__Exercise objective__
Transcribe the listing word for word.

__Exercise inputs__
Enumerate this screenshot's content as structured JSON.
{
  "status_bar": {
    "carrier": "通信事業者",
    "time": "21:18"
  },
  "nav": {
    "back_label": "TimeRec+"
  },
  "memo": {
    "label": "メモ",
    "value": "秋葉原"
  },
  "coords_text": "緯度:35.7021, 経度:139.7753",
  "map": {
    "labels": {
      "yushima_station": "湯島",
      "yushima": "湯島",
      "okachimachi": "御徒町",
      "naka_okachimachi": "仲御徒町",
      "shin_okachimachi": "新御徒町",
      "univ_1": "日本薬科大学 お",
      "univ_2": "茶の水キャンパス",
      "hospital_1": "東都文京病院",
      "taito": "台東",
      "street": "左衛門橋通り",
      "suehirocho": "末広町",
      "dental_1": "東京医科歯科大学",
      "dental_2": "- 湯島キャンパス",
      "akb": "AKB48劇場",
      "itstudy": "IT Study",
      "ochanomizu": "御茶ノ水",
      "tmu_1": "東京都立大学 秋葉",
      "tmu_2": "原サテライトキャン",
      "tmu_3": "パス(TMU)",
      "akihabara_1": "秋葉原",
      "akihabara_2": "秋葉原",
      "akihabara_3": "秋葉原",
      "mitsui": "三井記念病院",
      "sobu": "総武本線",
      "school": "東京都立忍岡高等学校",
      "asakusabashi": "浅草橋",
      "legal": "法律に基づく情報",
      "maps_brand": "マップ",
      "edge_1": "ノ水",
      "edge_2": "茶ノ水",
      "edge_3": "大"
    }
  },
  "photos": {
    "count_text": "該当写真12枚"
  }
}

__Solution for this task__
Enumerate this screenshot's content as structured JSON.
{
  "status_bar": {
    "carrier": "通信事業者",
    "time": "21:18"
  },
  "nav": {
    "back_label": "TimeRec+"
  },
  "memo": {
    "label": "メモ",
    "value": "秋葉原"
  },
  "coords_text": "緯度:35.7021, 経度:139.7753",
  "map": {
    "labels": {
      "yushima_station": "湯島",
      "yushima": "湯島",
      "okachimachi": "御徒町",
      "naka_okachimachi": "仲御徒町",
      "shin_okachimachi": "新御徒町",
      "univ_1": "日本薬科大学 お",
      "univ_2": "茶の水キャンパス",
      "hospital_1": "東都文京病院",
      "taito": "台東",
      "street": "左衛門橋通り",
      "suehirocho": "末広町",
      "dental_1": "東京医科歯科大学",
      "dental_2": "- 湯島キャンパス",
      "akb": "AKB48劇場",
      "itstudy": "IT Study",
      "ochanomizu": "御茶ノ水",
      "tmu_1": "東京都立大学 秋葉",
      "tmu_2": "原サテライトキャン",
      "tmu_3": "パス(TMU)",
      "akihabara_1": "秋葉原",
      "akihabara_2": "秋葉原",
      "akihabara_3": "秋葉原",
      "mitsui": "三井記念病院",
      "sobu": "総武本線",
      "school": "東京都立忍岡高等学校",
      "asakusabashi": "浅草橋",
      "legal": "法律に基づく情報",
      "maps_brand": "マップ",
      "edge_1": "ノ水",
      "edge_2": "茶ノ水",
      "edge_3": "大"
    }
  },
  "photos": {
    "count_text": "該当写真12枚"
  }
}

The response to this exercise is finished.